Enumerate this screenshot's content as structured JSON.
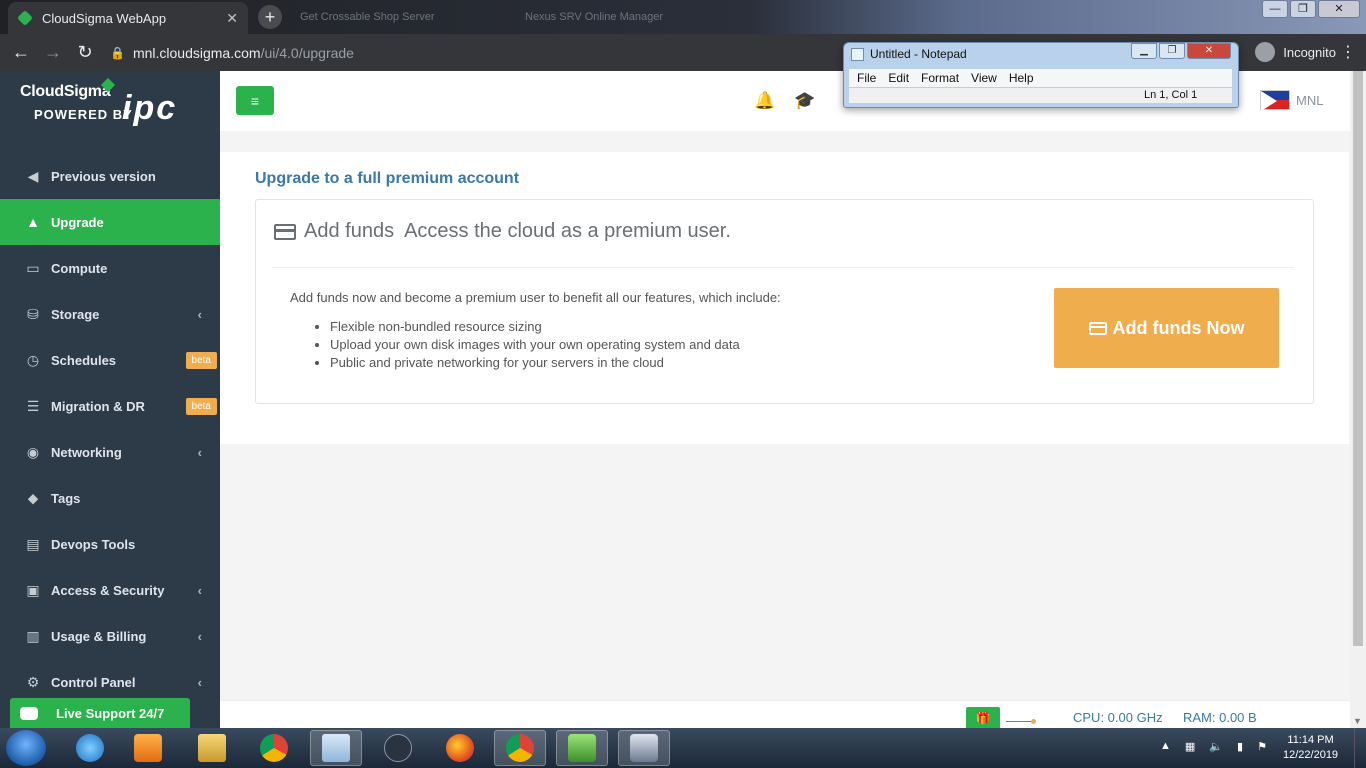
{
  "browser": {
    "tab_title": "CloudSigma WebApp",
    "tab_close": "✕",
    "new_tab": "+",
    "ghost_tab_1": "Get Crossable Shop Server",
    "ghost_tab_2": "Nexus SRV Online Manager",
    "url_host": "mnl.cloudsigma.com",
    "url_path": "/ui/4.0/upgrade",
    "profile_label": "Incognito",
    "window_controls": [
      "—",
      "❐",
      "✕"
    ]
  },
  "sidebar": {
    "brand": "CloudSigma",
    "powered_by": "POWERED BY",
    "partner": "ipc",
    "items": [
      {
        "label": "Previous version",
        "icon": "arrow-circle-left-icon",
        "glyph": "◀",
        "active": false,
        "chevron": "",
        "badge": ""
      },
      {
        "label": "Upgrade",
        "icon": "chevron-up-icon",
        "glyph": "▲",
        "active": true,
        "chevron": "",
        "badge": ""
      },
      {
        "label": "Compute",
        "icon": "monitor-icon",
        "glyph": "▭",
        "active": false,
        "chevron": "",
        "badge": ""
      },
      {
        "label": "Storage",
        "icon": "drive-icon",
        "glyph": "⛁",
        "active": false,
        "chevron": "‹",
        "badge": ""
      },
      {
        "label": "Schedules",
        "icon": "clock-icon",
        "glyph": "◷",
        "active": false,
        "chevron": "",
        "badge": "beta"
      },
      {
        "label": "Migration & DR",
        "icon": "server-icon",
        "glyph": "☰",
        "active": false,
        "chevron": "",
        "badge": "beta"
      },
      {
        "label": "Networking",
        "icon": "globe-icon",
        "glyph": "◉",
        "active": false,
        "chevron": "‹",
        "badge": ""
      },
      {
        "label": "Tags",
        "icon": "tags-icon",
        "glyph": "⬥",
        "active": false,
        "chevron": "",
        "badge": ""
      },
      {
        "label": "Devops Tools",
        "icon": "list-icon",
        "glyph": "▤",
        "active": false,
        "chevron": "",
        "badge": ""
      },
      {
        "label": "Access & Security",
        "icon": "lock-icon",
        "glyph": "▣",
        "active": false,
        "chevron": "‹",
        "badge": ""
      },
      {
        "label": "Usage & Billing",
        "icon": "bar-chart-icon",
        "glyph": "▥",
        "active": false,
        "chevron": "‹",
        "badge": ""
      },
      {
        "label": "Control Panel",
        "icon": "cogs-icon",
        "glyph": "⚙",
        "active": false,
        "chevron": "‹",
        "badge": ""
      }
    ],
    "live_support": "Live Support 24/7"
  },
  "header": {
    "menu_glyph": "≡",
    "bell_glyph": "🔔",
    "education_glyph": "🎓",
    "location": "MNL"
  },
  "main": {
    "title": "Upgrade to a full premium account",
    "heading": "Add funds",
    "subheading": "Access the cloud as a premium user.",
    "intro": "Add funds now and become a premium user to benefit all our features, which include:",
    "features": [
      "Flexible non-bundled resource sizing",
      "Upload your own disk images with your own operating system and data",
      "Public and private networking for your servers in the cloud"
    ],
    "cta_label": "Add funds Now"
  },
  "footer": {
    "gift_glyph": "🎁",
    "cpu": "CPU: 0.00 GHz",
    "ram": "RAM: 0.00 B"
  },
  "notepad": {
    "title": "Untitled - Notepad",
    "menu": [
      "File",
      "Edit",
      "Format",
      "View",
      "Help"
    ],
    "status": "Ln 1, Col 1",
    "controls": [
      "▁",
      "❐",
      "✕"
    ]
  },
  "taskbar": {
    "apps": [
      "internet-explorer",
      "media-player",
      "file-explorer",
      "chrome",
      "notepad",
      "nox",
      "firefox",
      "chrome",
      "app-green",
      "app-robot"
    ],
    "time": "11:14 PM",
    "date": "12/22/2019",
    "tray_glyphs": [
      "▲",
      "▦",
      "🔈",
      "▮",
      "⚑"
    ]
  },
  "colors": {
    "accent_green": "#2bb24c",
    "sidebar_bg": "#2d3a48",
    "cta_orange": "#f0ad4e",
    "link_blue": "#3a78a6"
  }
}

· · ·

SET EXERCISE | Output all of the entries verbatim, leaving out any images.

WRITTEN RESPONSE |
Enumerate this screenshot's content as structured JSON.
{
  "browser": {
    "tab_title": "CloudSigma WebApp",
    "tab_close": "✕",
    "new_tab": "+",
    "ghost_tab_1": "Get Crossable Shop Server",
    "ghost_tab_2": "Nexus SRV Online Manager",
    "url_host": "mnl.cloudsigma.com",
    "url_path": "/ui/4.0/upgrade",
    "profile_label": "Incognito",
    "window_controls": [
      "—",
      "❐",
      "✕"
    ]
  },
  "sidebar": {
    "brand": "CloudSigma",
    "powered_by": "POWERED BY",
    "partner": "ipc",
    "items": [
      {
        "label": "Previous version",
        "icon": "arrow-circle-left-icon",
        "glyph": "◀",
        "active": false,
        "chevron": "",
        "badge": ""
      },
      {
        "label": "Upgrade",
        "icon": "chevron-up-icon",
        "glyph": "▲",
        "active": true,
        "chevron": "",
        "badge": ""
      },
      {
        "label": "Compute",
        "icon": "monitor-icon",
        "glyph": "▭",
        "active": false,
        "chevron": "",
        "badge": ""
      },
      {
        "label": "Storage",
        "icon": "drive-icon",
        "glyph": "⛁",
        "active": false,
        "chevron": "‹",
        "badge": ""
      },
      {
        "label": "Schedules",
        "icon": "clock-icon",
        "glyph": "◷",
        "active": false,
        "chevron": "",
        "badge": "beta"
      },
      {
        "label": "Migration & DR",
        "icon": "server-icon",
        "glyph": "☰",
        "active": false,
        "chevron": "",
        "badge": "beta"
      },
      {
        "label": "Networking",
        "icon": "globe-icon",
        "glyph": "◉",
        "active": false,
        "chevron": "‹",
        "badge": ""
      },
      {
        "label": "Tags",
        "icon": "tags-icon",
        "glyph": "⬥",
        "active": false,
        "chevron": "",
        "badge": ""
      },
      {
        "label": "Devops Tools",
        "icon": "list-icon",
        "glyph": "▤",
        "active": false,
        "chevron": "",
        "badge": ""
      },
      {
        "label": "Access & Security",
        "icon": "lock-icon",
        "glyph": "▣",
        "active": false,
        "chevron": "‹",
        "badge": ""
      },
      {
        "label": "Usage & Billing",
        "icon": "bar-chart-icon",
        "glyph": "▥",
        "active": false,
        "chevron": "‹",
        "badge": ""
      },
      {
        "label": "Control Panel",
        "icon": "cogs-icon",
        "glyph": "⚙",
        "active": false,
        "chevron": "‹",
        "badge": ""
      }
    ],
    "live_support": "Live Support 24/7"
  },
  "header": {
    "menu_glyph": "≡",
    "bell_glyph": "🔔",
    "education_glyph": "🎓",
    "location": "MNL"
  },
  "main": {
    "title": "Upgrade to a full premium account",
    "heading": "Add funds",
    "subheading": "Access the cloud as a premium user.",
    "intro": "Add funds now and become a premium user to benefit all our features, which include:",
    "features": [
      "Flexible non-bundled resource sizing",
      "Upload your own disk images with your own operating system and data",
      "Public and private networking for your servers in the cloud"
    ],
    "cta_label": "Add funds Now"
  },
  "footer": {
    "gift_glyph": "🎁",
    "cpu": "CPU: 0.00 GHz",
    "ram": "RAM: 0.00 B"
  },
  "notepad": {
    "title": "Untitled - Notepad",
    "menu": [
      "File",
      "Edit",
      "Format",
      "View",
      "Help"
    ],
    "status": "Ln 1, Col 1",
    "controls": [
      "▁",
      "❐",
      "✕"
    ]
  },
  "taskbar": {
    "apps": [
      "internet-explorer",
      "media-player",
      "file-explorer",
      "chrome",
      "notepad",
      "nox",
      "firefox",
      "chrome",
      "app-green",
      "app-robot"
    ],
    "time": "11:14 PM",
    "date": "12/22/2019",
    "tray_glyphs": [
      "▲",
      "▦",
      "🔈",
      "▮",
      "⚑"
    ]
  },
  "colors": {
    "accent_green": "#2bb24c",
    "sidebar_bg": "#2d3a48",
    "cta_orange": "#f0ad4e",
    "link_blue": "#3a78a6"
  }
}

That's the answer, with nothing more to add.